- _TEKS SUMBER_

▼

RadarKriminal.Newsz.id, Lembaga Pemasyarakatan (Lapas) Bogor terus mengarahkan warga binaan agar mampu menata masa depan yang lebih baik setelah menyelesaikan masa pidananya. Berbagai program pembinaan dilakukan secara berkelanjutan, mulai dari pembinaan kerohanian, kepribadian, hingga kemandirian.
Saat ini, jumlah warga binaan di Lapas Bogor tercatat sebanyak 802 orang. Dari jumlah tersebut, terdapat 58 warga binaan perempuan, sementara sisanya laki-laki. Selain itu, Lapas Bogor juga sempat menampung tahanan anak, namun setelah proses persidangan dan vonis, mereka biasanya dipindahkan ke Lapas Anak di Bandung yang berada di bawah wilayah Kanwil Jawa Barat.
Kegiatan pembinaan kerohanian menjadi agenda rutin di dalam lapas. Setiap hari, warga binaan beragama Islam mengikuti kegiatan mengaji yang dibimbing oleh petugas khusus. Pada hari Jumat, kegiatan dilanjutkan dengan doa dan zikir bersama. Sementara itu, warga binaan beragama Nasrani tetap difasilitasi untuk beribadah dua kali dalam sepekan.
Selain kerohanian, pembinaan kemandirian juga menjadi fokus utama. Salah satu program unggulan adalah sarana edukasi asimilasi berupa peternakan ayam petelur dan pengelolaan maggot yang berada di lahan sekitar lapas. Program ini melibatkan warga binaan yang telah memenuhi syarat untuk bekerja di luar area blok hunian.
Hasil dari penjualan telur ayam tersebut dikelola sebagai premi kerja bagi warga binaan yang terlibat. Premi ini tidak diberikan secara langsung, melainkan ditabung dan akan diserahkan saat mereka bebas sebagai bekal awal untuk kembali ke masyarakat. Saat ini, sekitar lima hingga enam warga binaan terlibat aktif dalam pengelolaan peternakan ayam petelur tersebut.
Lapas Bogor merupakan lapas umum yang menampung berbagai kasus pidana, termasuk narkotika, penipuan, penggelapan, hingga pembunuhan. Untuk kasus korupsi, pihak lapas menyebutkan hingga kini belum pernah menerima tahanan korupsi, yang umumnya ditempatkan di Lapas Sukamiskin Bandung. Sementara itu, lapas khusus terorisme berada di wilayah Sentul dan bekerja sama dengan Badan Nasional Penanggulangan Terorisme (BNPT).
Bagi warga binaan perempuan, kasus yang paling banyak ditemui antara lain penipuan, penggelapan, narkoba, serta penggelapan dalam jabatan. Seluruh warga binaan yang telah berkekuatan hukum tetap atau inkrah juga memiliki hak untuk mendapatkan pengurangan masa pidana atau remisi, dengan catatan berkelakuan baik selama menjalani masa hukuman.
Kepala Subseksi Registrasi Lapas Bogor, Farhan, menyampaikan harapannya agar seluruh warga binaan yang bebas nantinya dapat kembali ke keluarga dengan perubahan yang lebih baik. “Harapannya sama dengan keluarga mereka di rumah, agar setelah bebas bisa berubah dan menjalani hidup yang lebih baik,” ujarnya.
Ia menegaskan bahwa tujuan utama pembinaan di lapas adalah membekali warga binaan dengan keahlian, mental, dan spiritual agar mampu mandiri serta tidak kembali mengulangi perbuatan melanggar hukum.

▲

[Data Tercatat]
▼

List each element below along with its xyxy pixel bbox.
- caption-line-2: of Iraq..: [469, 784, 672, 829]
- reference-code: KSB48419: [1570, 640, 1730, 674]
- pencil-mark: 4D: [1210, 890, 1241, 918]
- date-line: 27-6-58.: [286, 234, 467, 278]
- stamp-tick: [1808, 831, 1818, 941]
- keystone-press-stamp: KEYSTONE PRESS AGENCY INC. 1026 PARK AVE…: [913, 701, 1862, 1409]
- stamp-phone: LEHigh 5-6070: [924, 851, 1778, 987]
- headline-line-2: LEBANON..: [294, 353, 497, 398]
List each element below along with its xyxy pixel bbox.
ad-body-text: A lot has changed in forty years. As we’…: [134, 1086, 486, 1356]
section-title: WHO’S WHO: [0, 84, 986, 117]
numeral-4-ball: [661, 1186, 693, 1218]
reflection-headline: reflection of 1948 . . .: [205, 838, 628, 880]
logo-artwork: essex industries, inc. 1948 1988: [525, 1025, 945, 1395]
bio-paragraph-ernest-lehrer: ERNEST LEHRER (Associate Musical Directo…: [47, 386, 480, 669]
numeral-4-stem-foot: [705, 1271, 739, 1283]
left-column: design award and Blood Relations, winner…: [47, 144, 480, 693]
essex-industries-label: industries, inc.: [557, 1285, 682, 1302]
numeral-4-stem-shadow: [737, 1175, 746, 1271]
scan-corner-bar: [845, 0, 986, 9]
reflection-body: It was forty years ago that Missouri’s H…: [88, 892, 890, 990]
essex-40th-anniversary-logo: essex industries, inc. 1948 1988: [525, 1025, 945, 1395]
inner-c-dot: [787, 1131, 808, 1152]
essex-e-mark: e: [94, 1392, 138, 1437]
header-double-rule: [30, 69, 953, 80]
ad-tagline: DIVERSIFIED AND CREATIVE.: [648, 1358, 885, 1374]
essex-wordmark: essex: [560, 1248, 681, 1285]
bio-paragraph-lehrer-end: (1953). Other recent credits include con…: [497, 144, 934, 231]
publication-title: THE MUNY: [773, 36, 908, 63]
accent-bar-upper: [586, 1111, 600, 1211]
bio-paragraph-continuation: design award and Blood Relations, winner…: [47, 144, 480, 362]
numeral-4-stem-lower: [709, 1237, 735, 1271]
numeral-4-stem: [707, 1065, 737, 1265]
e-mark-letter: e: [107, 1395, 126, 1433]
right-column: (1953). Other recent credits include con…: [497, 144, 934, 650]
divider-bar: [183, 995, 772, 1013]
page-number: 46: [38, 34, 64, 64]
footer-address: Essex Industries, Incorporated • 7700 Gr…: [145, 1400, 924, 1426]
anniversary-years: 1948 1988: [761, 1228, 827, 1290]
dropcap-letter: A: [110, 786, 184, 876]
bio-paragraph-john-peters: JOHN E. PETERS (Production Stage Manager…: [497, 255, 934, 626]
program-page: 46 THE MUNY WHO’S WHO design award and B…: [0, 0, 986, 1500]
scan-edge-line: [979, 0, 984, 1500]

▲

- _PERMINTAAN KERJA_
Jawablah pertanyaan berikut berdasarkan teks tentang Lapas Bogor.
(a) Berapa jumlah warga binaan perempuan di Lapas Bogor?
(b) Berapa kali dalam sepekan warga binaan beragama Nasrani difasilitasi untuk beribadah?
(c) Di lapas mana tahanan korupsi umumnya ditempatkan?

- _JAWABAN TUGAS_
(a) 58 orang.
(b) Dua kali dalam sepekan.
(c) Di Lapas Sukamiskin Bandung.